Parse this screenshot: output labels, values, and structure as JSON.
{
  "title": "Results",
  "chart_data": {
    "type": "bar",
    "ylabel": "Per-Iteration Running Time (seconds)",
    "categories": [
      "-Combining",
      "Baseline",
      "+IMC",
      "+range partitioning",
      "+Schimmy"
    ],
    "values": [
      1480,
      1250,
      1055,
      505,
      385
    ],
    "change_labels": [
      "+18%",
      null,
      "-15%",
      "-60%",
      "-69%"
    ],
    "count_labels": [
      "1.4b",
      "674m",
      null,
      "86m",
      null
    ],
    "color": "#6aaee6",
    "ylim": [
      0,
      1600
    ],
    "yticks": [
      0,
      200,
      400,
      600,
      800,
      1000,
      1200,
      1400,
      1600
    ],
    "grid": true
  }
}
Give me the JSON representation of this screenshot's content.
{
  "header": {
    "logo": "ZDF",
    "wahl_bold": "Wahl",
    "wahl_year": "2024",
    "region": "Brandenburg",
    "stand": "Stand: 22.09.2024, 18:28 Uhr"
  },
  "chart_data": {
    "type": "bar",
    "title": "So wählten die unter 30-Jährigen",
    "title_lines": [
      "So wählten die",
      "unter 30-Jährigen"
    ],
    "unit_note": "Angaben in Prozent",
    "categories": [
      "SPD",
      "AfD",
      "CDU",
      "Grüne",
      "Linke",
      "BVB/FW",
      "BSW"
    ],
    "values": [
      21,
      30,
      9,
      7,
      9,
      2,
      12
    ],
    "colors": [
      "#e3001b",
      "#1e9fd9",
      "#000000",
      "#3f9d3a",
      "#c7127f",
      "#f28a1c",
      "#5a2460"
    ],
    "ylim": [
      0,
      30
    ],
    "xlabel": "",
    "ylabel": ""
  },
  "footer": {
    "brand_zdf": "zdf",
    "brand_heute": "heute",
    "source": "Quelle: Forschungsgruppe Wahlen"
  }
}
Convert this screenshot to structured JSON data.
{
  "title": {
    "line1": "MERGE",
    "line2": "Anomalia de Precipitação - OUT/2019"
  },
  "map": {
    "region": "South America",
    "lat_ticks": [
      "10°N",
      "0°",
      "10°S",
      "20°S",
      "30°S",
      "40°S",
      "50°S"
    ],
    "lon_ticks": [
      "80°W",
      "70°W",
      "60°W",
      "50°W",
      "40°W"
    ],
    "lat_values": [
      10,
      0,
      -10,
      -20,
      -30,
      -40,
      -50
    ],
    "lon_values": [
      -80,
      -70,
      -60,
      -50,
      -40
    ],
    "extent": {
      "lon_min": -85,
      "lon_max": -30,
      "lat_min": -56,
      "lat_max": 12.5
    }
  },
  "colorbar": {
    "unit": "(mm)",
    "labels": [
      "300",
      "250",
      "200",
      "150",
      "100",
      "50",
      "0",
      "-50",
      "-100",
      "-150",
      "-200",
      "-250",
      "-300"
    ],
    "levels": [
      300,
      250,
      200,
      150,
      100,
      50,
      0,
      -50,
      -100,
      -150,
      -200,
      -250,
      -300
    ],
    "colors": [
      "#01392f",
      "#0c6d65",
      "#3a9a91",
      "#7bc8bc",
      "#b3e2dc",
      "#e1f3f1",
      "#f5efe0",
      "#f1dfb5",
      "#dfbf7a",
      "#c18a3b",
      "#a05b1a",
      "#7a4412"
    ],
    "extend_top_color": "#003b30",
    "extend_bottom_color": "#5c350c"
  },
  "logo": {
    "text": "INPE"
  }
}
- - -
• The task:
Copy out all the entries shown above, character for character.

• Correct result:
Parse this screenshot: output labels, values, and structure as JSON.
{
  "title": "Results",
  "chart_data": {
    "type": "bar",
    "ylabel": "Per-Iteration Running Time (seconds)",
    "categories": [
      "-Combining",
      "Baseline",
      "+IMC",
      "+range partitioning",
      "+Schimmy"
    ],
    "values": [
      1480,
      1250,
      1055,
      505,
      385
    ],
    "change_labels": [
      "+18%",
      null,
      "-15%",
      "-60%",
      "-69%"
    ],
    "count_labels": [
      "1.4b",
      "674m",
      null,
      "86m",
      null
    ],
    "color": "#6aaee6",
    "ylim": [
      0,
      1600
    ],
    "yticks": [
      0,
      200,
      400,
      600,
      800,
      1000,
      1200,
      1400,
      1600
    ],
    "grid": true
  }
}
Give me the JSON representation of this screenshot's content.
{
  "header": {
    "logo": "ZDF",
    "wahl_bold": "Wahl",
    "wahl_year": "2024",
    "region": "Brandenburg",
    "stand": "Stand: 22.09.2024, 18:28 Uhr"
  },
  "chart_data": {
    "type": "bar",
    "title": "So wählten die unter 30-Jährigen",
    "title_lines": [
      "So wählten die",
      "unter 30-Jährigen"
    ],
    "unit_note": "Angaben in Prozent",
    "categories": [
      "SPD",
      "AfD",
      "CDU",
      "Grüne",
      "Linke",
      "BVB/FW",
      "BSW"
    ],
    "values": [
      21,
      30,
      9,
      7,
      9,
      2,
      12
    ],
    "colors": [
      "#e3001b",
      "#1e9fd9",
      "#000000",
      "#3f9d3a",
      "#c7127f",
      "#f28a1c",
      "#5a2460"
    ],
    "ylim": [
      0,
      30
    ],
    "xlabel": "",
    "ylabel": ""
  },
  "footer": {
    "brand_zdf": "zdf",
    "brand_heute": "heute",
    "source": "Quelle: Forschungsgruppe Wahlen"
  }
}
Convert this screenshot to structured JSON data.
{
  "title": {
    "line1": "MERGE",
    "line2": "Anomalia de Precipitação - OUT/2019"
  },
  "map": {
    "region": "South America",
    "lat_ticks": [
      "10°N",
      "0°",
      "10°S",
      "20°S",
      "30°S",
      "40°S",
      "50°S"
    ],
    "lon_ticks": [
      "80°W",
      "70°W",
      "60°W",
      "50°W",
      "40°W"
    ],
    "lat_values": [
      10,
      0,
      -10,
      -20,
      -30,
      -40,
      -50
    ],
    "lon_values": [
      -80,
      -70,
      -60,
      -50,
      -40
    ],
    "extent": {
      "lon_min": -85,
      "lon_max": -30,
      "lat_min": -56,
      "lat_max": 12.5
    }
  },
  "colorbar": {
    "unit": "(mm)",
    "labels": [
      "300",
      "250",
      "200",
      "150",
      "100",
      "50",
      "0",
      "-50",
      "-100",
      "-150",
      "-200",
      "-250",
      "-300"
    ],
    "levels": [
      300,
      250,
      200,
      150,
      100,
      50,
      0,
      -50,
      -100,
      -150,
      -200,
      -250,
      -300
    ],
    "colors": [
      "#01392f",
      "#0c6d65",
      "#3a9a91",
      "#7bc8bc",
      "#b3e2dc",
      "#e1f3f1",
      "#f5efe0",
      "#f1dfb5",
      "#dfbf7a",
      "#c18a3b",
      "#a05b1a",
      "#7a4412"
    ],
    "extend_top_color": "#003b30",
    "extend_bottom_color": "#5c350c"
  },
  "logo": {
    "text": "INPE"
  }
}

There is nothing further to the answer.